◆ **SHORT EXERCISE**
Below are some records. Copy every line in them that holds "false".

◆ **RECORDS SHOWN**
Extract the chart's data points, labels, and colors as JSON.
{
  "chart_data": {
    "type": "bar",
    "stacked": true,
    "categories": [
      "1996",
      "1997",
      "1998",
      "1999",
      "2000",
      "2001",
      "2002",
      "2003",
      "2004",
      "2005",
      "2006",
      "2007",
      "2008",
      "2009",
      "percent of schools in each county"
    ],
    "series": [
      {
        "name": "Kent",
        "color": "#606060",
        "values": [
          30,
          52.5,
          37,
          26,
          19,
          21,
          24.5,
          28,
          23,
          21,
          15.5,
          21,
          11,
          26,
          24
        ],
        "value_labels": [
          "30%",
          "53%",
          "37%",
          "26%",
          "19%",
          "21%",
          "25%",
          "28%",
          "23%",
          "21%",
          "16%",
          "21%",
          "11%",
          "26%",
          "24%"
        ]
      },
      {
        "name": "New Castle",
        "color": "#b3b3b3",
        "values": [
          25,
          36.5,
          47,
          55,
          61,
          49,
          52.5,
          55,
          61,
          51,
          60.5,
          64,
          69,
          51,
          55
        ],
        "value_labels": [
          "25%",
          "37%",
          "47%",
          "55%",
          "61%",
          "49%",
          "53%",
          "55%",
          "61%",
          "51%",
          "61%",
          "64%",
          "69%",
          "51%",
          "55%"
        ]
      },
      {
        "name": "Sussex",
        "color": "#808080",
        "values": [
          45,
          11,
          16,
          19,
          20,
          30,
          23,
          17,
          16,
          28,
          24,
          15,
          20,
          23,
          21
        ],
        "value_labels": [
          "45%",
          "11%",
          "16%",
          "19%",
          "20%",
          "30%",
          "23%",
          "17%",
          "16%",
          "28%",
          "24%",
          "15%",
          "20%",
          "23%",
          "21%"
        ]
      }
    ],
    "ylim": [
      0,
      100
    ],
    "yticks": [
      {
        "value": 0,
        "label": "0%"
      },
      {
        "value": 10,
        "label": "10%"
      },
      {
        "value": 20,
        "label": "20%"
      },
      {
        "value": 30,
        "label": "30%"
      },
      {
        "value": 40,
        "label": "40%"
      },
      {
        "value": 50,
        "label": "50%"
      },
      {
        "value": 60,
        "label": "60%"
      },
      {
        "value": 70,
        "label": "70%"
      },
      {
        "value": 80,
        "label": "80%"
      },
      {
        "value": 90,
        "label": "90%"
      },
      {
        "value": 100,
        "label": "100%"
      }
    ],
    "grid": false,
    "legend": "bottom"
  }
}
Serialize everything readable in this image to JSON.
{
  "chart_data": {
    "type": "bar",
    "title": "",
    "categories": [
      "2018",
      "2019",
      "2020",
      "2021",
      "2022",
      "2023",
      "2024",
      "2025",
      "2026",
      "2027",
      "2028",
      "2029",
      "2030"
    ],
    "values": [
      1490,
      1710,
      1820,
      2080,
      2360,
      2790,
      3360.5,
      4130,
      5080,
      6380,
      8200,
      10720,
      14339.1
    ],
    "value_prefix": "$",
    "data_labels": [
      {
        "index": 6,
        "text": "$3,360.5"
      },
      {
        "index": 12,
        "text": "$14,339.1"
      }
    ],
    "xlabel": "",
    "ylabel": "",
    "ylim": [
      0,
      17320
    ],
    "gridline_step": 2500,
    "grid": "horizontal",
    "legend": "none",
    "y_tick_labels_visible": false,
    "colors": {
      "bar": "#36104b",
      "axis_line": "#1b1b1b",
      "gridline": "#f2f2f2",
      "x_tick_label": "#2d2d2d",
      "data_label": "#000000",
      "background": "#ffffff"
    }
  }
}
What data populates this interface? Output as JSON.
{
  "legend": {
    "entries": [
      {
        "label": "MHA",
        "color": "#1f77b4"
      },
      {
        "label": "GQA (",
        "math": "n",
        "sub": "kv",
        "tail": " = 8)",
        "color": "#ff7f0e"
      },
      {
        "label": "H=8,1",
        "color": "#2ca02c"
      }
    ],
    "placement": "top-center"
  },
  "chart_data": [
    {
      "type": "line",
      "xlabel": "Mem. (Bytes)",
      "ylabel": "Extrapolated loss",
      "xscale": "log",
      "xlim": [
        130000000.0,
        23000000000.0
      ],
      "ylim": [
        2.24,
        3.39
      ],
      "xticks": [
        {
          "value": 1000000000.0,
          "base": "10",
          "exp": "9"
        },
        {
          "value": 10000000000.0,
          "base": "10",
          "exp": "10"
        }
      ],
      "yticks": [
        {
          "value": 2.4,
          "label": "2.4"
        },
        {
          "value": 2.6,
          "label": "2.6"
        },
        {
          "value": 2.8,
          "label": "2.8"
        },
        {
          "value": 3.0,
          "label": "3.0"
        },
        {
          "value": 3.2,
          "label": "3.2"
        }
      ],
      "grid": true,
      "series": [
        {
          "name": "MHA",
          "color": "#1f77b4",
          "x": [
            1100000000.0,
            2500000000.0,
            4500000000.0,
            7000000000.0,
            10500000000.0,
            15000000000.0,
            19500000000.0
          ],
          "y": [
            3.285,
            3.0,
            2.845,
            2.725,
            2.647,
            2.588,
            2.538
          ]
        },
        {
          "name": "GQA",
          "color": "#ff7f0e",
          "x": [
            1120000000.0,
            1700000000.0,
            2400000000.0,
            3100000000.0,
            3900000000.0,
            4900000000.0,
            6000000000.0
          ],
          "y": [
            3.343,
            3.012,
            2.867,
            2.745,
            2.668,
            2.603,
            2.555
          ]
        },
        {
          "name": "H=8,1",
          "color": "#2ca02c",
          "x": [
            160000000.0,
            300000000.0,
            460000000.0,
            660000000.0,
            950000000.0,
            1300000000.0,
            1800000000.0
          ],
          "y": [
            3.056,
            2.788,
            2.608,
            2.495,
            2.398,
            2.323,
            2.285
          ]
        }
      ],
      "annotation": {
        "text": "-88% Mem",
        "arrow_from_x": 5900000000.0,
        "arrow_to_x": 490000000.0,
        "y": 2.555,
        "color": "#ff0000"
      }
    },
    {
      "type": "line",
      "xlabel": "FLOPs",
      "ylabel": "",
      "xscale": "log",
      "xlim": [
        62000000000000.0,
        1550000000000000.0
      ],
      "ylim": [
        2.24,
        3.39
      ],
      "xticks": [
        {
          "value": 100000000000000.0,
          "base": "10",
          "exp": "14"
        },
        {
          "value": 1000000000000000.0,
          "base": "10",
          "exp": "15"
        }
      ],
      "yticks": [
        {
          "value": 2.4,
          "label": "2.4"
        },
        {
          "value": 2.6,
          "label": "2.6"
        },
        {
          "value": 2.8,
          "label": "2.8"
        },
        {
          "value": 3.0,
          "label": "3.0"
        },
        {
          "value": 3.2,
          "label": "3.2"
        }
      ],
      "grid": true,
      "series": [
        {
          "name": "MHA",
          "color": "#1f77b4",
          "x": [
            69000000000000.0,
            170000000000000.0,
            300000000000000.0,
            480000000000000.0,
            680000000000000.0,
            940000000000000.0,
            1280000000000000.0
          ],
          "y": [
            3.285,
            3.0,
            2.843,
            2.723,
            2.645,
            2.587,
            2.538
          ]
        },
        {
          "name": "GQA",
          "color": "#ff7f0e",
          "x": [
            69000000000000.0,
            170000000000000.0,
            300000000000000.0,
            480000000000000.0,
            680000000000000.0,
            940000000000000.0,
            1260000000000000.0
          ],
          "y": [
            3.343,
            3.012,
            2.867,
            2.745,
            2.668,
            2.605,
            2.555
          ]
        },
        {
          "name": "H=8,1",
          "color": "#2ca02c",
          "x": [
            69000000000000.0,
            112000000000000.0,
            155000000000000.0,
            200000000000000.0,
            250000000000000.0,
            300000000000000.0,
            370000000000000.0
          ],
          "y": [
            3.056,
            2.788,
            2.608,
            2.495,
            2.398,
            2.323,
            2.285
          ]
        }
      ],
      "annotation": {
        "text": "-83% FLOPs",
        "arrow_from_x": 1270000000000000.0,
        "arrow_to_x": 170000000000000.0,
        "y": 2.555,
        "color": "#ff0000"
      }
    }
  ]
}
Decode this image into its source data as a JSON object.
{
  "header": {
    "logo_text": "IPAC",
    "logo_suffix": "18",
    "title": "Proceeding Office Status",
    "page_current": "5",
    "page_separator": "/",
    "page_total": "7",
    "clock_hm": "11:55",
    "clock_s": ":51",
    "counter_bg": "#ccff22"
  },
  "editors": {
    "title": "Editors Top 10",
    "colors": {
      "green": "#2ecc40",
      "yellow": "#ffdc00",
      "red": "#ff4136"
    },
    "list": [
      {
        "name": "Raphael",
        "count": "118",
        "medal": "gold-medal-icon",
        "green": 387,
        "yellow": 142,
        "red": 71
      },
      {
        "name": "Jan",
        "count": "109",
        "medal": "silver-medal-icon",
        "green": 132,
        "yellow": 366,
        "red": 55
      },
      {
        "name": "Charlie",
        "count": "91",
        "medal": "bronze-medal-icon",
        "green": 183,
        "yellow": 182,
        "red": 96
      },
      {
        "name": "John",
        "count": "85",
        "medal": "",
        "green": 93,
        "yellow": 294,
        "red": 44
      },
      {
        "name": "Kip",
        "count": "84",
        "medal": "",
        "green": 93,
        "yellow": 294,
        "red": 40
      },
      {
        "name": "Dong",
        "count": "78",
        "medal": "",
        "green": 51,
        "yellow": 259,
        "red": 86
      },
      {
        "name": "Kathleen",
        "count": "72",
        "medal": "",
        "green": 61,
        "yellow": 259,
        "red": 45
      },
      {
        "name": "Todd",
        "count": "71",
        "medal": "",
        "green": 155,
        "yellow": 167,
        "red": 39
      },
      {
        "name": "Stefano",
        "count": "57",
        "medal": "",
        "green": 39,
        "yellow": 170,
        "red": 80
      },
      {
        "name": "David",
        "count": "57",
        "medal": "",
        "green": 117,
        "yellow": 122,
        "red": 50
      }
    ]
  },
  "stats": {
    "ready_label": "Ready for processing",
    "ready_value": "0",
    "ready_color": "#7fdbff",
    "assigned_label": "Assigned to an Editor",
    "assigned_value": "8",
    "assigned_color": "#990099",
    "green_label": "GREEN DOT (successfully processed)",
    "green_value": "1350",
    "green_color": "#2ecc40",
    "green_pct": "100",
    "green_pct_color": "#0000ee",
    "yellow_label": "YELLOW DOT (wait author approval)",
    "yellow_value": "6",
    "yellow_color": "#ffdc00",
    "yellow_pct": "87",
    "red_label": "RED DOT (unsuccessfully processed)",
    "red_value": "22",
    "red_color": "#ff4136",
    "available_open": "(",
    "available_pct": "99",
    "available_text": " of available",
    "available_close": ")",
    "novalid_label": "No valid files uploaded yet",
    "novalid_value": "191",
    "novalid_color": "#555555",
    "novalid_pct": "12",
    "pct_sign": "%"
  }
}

◆ **TASK ANSWER**
    "grid": false,
    "y_tick_labels_visible": false,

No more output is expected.